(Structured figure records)
+ + + +

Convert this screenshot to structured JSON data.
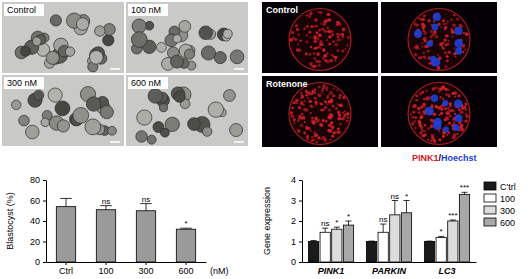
{
  "images": {
    "brightfield": {
      "labels": [
        "Control",
        "100 nM",
        "300 nM",
        "600 nM"
      ]
    },
    "fluorescence": {
      "labels": [
        "Control",
        "Rotenone"
      ],
      "stain_legend": [
        {
          "text": "PINK1",
          "color": "#d0202a"
        },
        {
          "text": "Hoechst",
          "color": "#1f3fd6"
        }
      ],
      "separator": "/"
    }
  },
  "chart_data": [
    {
      "type": "bar",
      "ylabel": "Blastocyst (%)",
      "xlabel": "(nM)",
      "categories": [
        "Ctrl",
        "100",
        "300",
        "600"
      ],
      "values": [
        54,
        51,
        50,
        32
      ],
      "errors": [
        8,
        4,
        7,
        1
      ],
      "annotations": [
        null,
        "ns",
        "ns",
        "*"
      ],
      "color": "#9a9a9a",
      "ylim": [
        0,
        80
      ],
      "yticks": [
        0,
        20,
        40,
        60,
        80
      ]
    },
    {
      "type": "bar",
      "ylabel": "Gene expression",
      "categories": [
        "PINK1",
        "PARKIN",
        "LC3"
      ],
      "series": [
        {
          "name": "C'trl",
          "color": "#1a1a1a",
          "values": [
            1,
            1,
            1
          ],
          "errors": [
            0.05,
            0.02,
            0.02
          ]
        },
        {
          "name": "100",
          "color": "#ffffff",
          "values": [
            1.45,
            1.45,
            1.2
          ],
          "errors": [
            0.2,
            0.4,
            0.05
          ],
          "annotations": [
            "ns",
            "ns",
            "*"
          ]
        },
        {
          "name": "300",
          "color": "#dcdcdc",
          "values": [
            1.6,
            2.3,
            2.0
          ],
          "errors": [
            0.1,
            0.7,
            0.05
          ],
          "annotations": [
            "*",
            "ns",
            "***"
          ]
        },
        {
          "name": "600",
          "color": "#a8a8a8",
          "values": [
            1.8,
            2.4,
            3.3
          ],
          "errors": [
            0.2,
            0.6,
            0.1
          ],
          "annotations": [
            "*",
            "*",
            "***"
          ]
        }
      ],
      "legend": "right",
      "ylim": [
        0,
        4
      ],
      "yticks": [
        0,
        1,
        2,
        3,
        4
      ]
    }
  ]
}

+ + + +

• PROBLEM TO SOLVE
Return every line of the records exactly as given, pictures excluded.

• COMPLETE OUTPUT
Convert this screenshot to structured JSON data.
{
  "images": {
    "brightfield": {
      "labels": [
        "Control",
        "100 nM",
        "300 nM",
        "600 nM"
      ]
    },
    "fluorescence": {
      "labels": [
        "Control",
        "Rotenone"
      ],
      "stain_legend": [
        {
          "text": "PINK1",
          "color": "#d0202a"
        },
        {
          "text": "Hoechst",
          "color": "#1f3fd6"
        }
      ],
      "separator": "/"
    }
  },
  "chart_data": [
    {
      "type": "bar",
      "ylabel": "Blastocyst (%)",
      "xlabel": "(nM)",
      "categories": [
        "Ctrl",
        "100",
        "300",
        "600"
      ],
      "values": [
        54,
        51,
        50,
        32
      ],
      "errors": [
        8,
        4,
        7,
        1
      ],
      "annotations": [
        null,
        "ns",
        "ns",
        "*"
      ],
      "color": "#9a9a9a",
      "ylim": [
        0,
        80
      ],
      "yticks": [
        0,
        20,
        40,
        60,
        80
      ]
    },
    {
      "type": "bar",
      "ylabel": "Gene expression",
      "categories": [
        "PINK1",
        "PARKIN",
        "LC3"
      ],
      "series": [
        {
          "name": "C'trl",
          "color": "#1a1a1a",
          "values": [
            1,
            1,
            1
          ],
          "errors": [
            0.05,
            0.02,
            0.02
          ]
        },
        {
          "name": "100",
          "color": "#ffffff",
          "values": [
            1.45,
            1.45,
            1.2
          ],
          "errors": [
            0.2,
            0.4,
            0.05
          ],
          "annotations": [
            "ns",
            "ns",
            "*"
          ]
        },
        {
          "name": "300",
          "color": "#dcdcdc",
          "values": [
            1.6,
            2.3,
            2.0
          ],
          "errors": [
            0.1,
            0.7,
            0.05
          ],
          "annotations": [
            "*",
            "ns",
            "***"
          ]
        },
        {
          "name": "600",
          "color": "#a8a8a8",
          "values": [
            1.8,
            2.4,
            3.3
          ],
          "errors": [
            0.2,
            0.6,
            0.1
          ],
          "annotations": [
            "*",
            "*",
            "***"
          ]
        }
      ],
      "legend": "right",
      "ylim": [
        0,
        4
      ],
      "yticks": [
        0,
        1,
        2,
        3,
        4
      ]
    }
  ]
}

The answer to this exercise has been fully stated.